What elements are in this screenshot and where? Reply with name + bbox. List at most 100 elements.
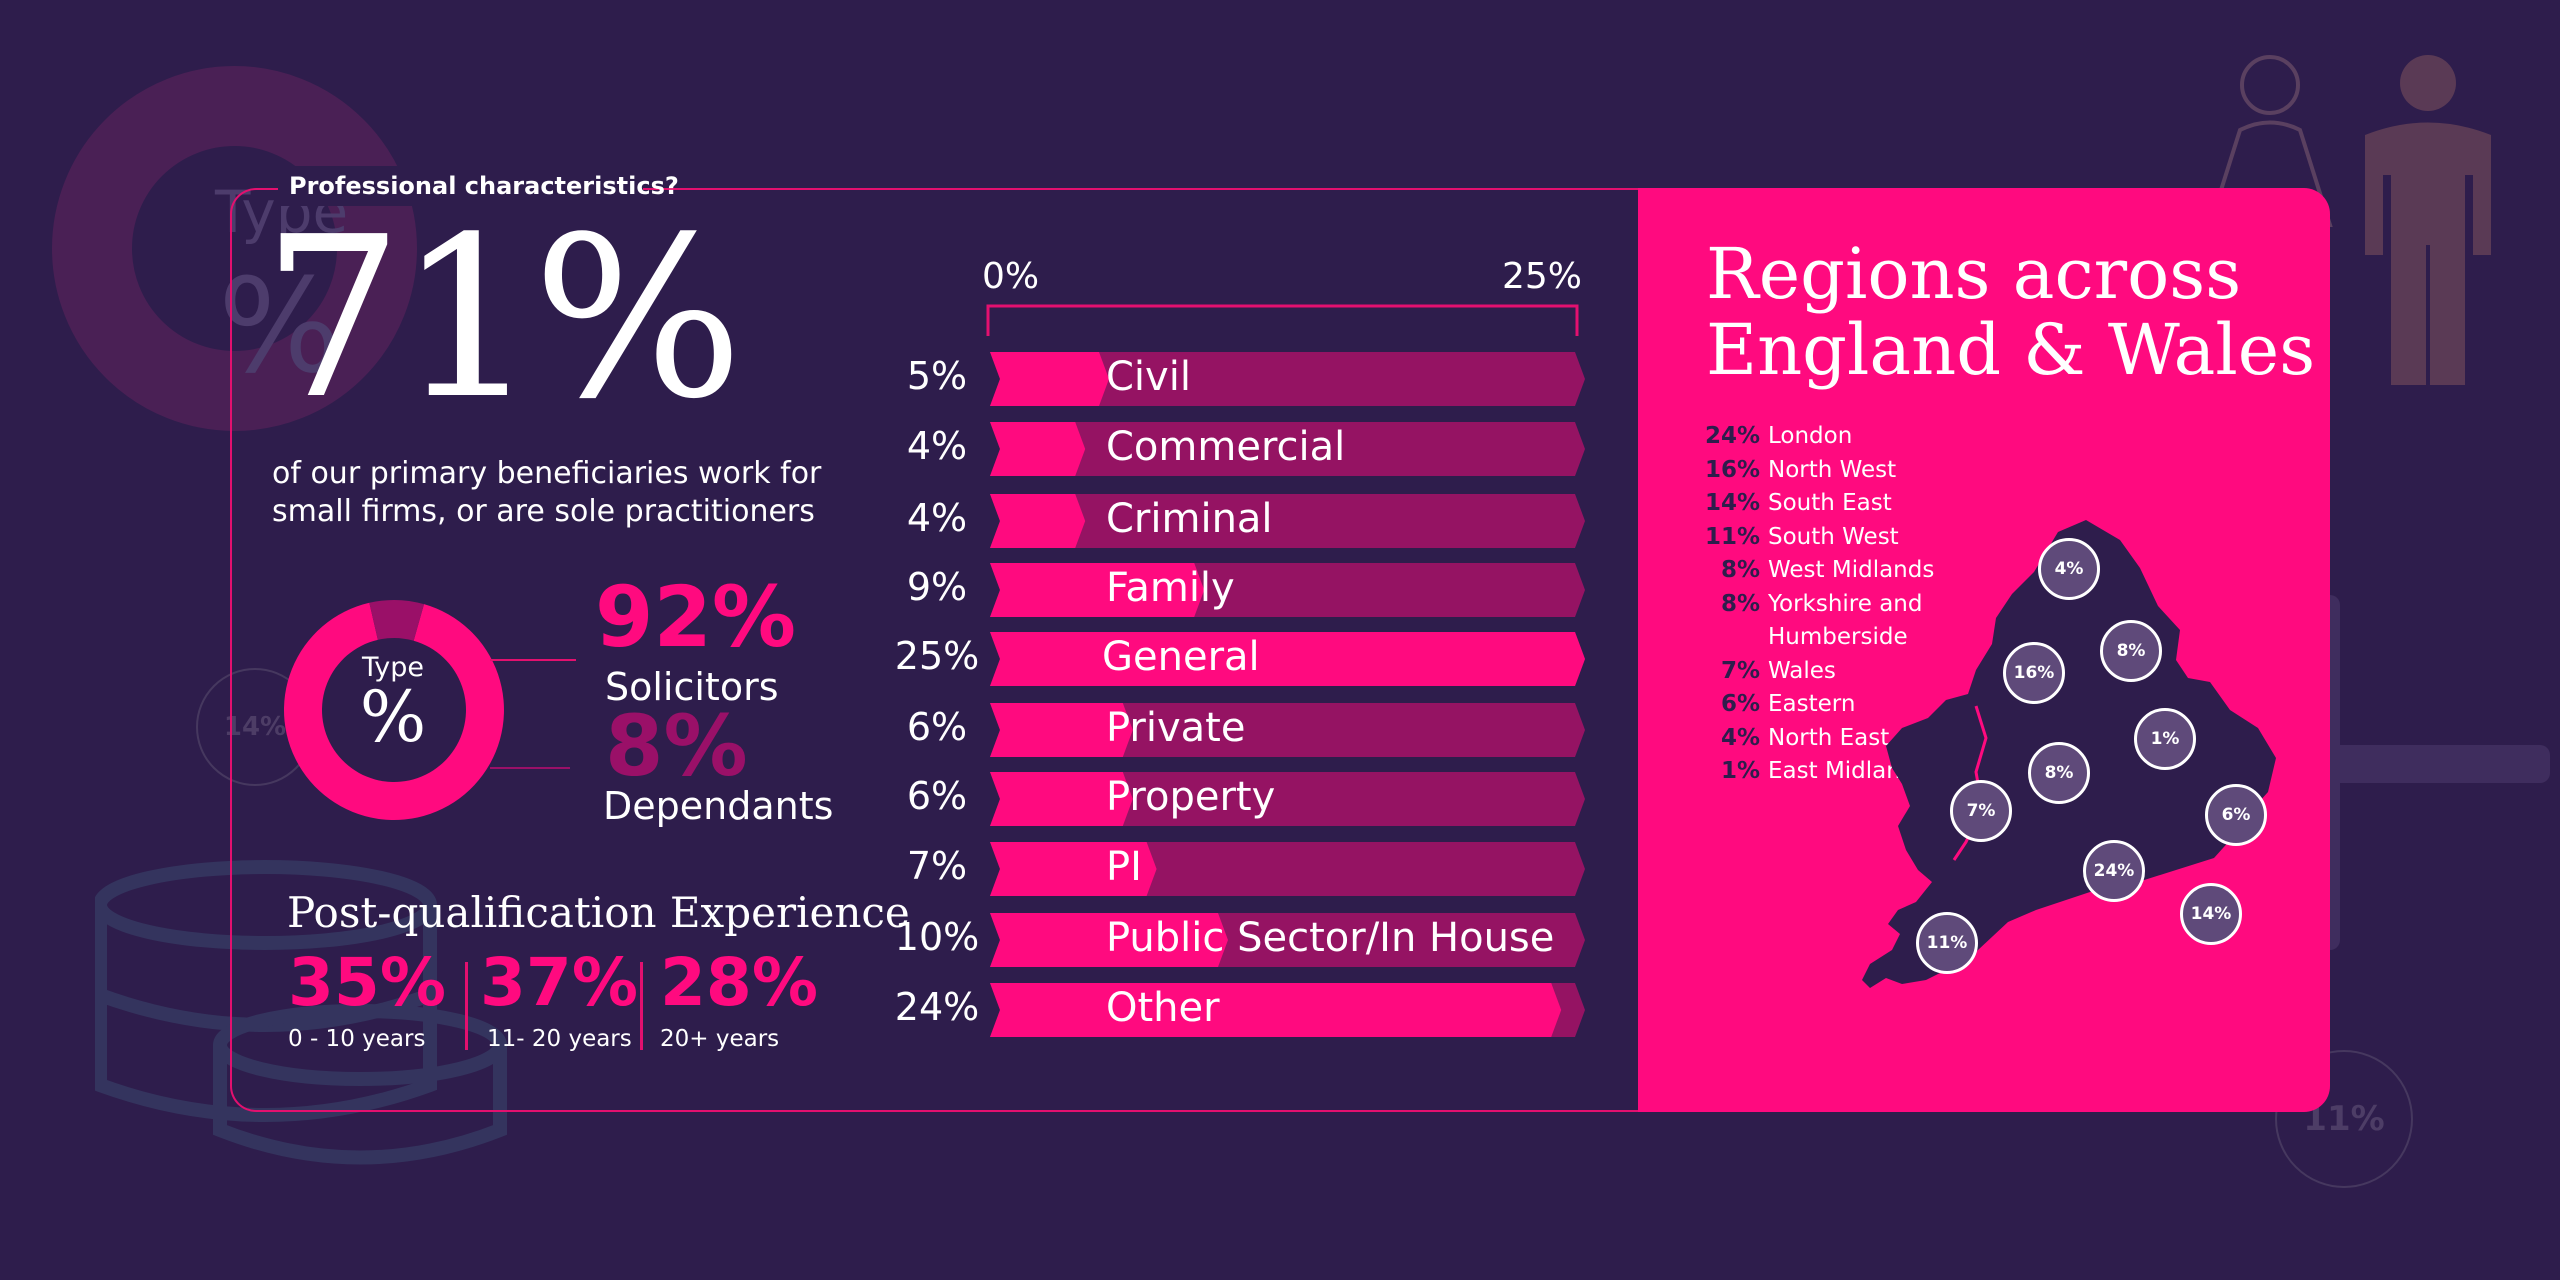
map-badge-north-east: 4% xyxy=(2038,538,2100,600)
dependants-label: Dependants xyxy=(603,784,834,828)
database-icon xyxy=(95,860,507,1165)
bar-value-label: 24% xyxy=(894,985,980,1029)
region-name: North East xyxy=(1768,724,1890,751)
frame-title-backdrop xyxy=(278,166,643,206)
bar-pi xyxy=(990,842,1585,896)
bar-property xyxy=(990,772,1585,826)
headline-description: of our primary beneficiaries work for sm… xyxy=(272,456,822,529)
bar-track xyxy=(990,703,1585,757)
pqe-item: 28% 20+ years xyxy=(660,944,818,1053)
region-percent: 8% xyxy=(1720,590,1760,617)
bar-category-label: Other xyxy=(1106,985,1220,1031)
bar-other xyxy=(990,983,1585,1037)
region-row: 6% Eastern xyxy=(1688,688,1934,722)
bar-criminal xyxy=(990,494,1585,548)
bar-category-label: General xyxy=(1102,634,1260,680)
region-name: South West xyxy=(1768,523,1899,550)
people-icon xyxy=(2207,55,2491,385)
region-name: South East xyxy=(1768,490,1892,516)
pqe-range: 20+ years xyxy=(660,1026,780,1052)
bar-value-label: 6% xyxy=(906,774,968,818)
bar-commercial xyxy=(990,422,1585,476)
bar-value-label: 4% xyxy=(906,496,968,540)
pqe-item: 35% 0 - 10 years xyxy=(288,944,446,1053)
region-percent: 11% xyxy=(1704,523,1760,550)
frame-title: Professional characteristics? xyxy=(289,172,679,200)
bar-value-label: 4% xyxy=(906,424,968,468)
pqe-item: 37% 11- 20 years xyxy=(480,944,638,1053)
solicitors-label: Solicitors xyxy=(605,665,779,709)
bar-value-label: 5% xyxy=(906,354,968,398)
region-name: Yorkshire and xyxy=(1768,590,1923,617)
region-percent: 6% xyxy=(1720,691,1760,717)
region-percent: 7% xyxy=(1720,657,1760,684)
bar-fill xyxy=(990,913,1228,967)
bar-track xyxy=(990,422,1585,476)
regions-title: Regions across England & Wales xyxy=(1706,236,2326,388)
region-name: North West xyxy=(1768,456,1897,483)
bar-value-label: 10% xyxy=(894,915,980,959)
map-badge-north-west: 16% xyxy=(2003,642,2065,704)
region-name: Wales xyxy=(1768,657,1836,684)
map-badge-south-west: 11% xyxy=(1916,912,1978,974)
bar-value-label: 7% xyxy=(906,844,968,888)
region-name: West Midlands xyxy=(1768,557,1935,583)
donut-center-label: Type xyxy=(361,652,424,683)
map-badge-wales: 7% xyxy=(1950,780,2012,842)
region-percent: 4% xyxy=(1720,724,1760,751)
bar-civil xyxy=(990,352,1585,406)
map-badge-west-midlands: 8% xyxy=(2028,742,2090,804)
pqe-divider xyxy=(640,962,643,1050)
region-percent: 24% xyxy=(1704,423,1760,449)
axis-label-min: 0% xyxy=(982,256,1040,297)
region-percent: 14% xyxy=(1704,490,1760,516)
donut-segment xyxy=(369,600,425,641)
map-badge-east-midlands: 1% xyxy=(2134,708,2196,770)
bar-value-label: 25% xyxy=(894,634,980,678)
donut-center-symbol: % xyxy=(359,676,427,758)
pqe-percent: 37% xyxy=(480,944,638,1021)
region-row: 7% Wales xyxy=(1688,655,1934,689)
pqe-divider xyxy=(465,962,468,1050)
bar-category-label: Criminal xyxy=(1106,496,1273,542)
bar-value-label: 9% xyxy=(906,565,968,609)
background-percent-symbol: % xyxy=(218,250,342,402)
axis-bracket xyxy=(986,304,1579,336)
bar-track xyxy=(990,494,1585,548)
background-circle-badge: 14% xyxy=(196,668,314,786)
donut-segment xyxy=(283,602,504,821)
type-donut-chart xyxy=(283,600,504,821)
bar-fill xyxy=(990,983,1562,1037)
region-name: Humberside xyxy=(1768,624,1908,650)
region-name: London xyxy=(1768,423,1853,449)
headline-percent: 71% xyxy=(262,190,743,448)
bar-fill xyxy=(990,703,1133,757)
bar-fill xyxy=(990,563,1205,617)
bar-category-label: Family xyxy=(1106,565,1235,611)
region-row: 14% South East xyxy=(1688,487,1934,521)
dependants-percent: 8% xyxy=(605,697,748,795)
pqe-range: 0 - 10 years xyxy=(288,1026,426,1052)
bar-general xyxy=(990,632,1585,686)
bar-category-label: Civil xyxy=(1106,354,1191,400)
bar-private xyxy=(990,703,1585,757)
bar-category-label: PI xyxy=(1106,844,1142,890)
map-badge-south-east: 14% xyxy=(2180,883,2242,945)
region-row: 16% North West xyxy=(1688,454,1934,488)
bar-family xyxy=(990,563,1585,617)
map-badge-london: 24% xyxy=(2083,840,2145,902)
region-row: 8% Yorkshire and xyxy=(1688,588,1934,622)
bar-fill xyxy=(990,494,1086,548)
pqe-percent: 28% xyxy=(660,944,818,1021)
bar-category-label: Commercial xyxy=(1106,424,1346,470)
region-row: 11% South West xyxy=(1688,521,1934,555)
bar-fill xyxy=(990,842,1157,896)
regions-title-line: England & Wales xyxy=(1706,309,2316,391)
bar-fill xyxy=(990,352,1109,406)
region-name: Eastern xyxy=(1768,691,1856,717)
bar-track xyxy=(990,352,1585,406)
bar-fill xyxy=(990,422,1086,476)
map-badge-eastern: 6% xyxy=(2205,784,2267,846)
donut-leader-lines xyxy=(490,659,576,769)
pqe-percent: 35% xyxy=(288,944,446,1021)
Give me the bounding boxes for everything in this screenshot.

Your instructions – Extract from the items above every line that contains the word "Yorkshire", and reproduce each such line in full.

Solution to the problem –
region-name: Yorkshire and xyxy=(1768,590,1923,617)
region-row: 8% Yorkshire and xyxy=(1688,588,1934,622)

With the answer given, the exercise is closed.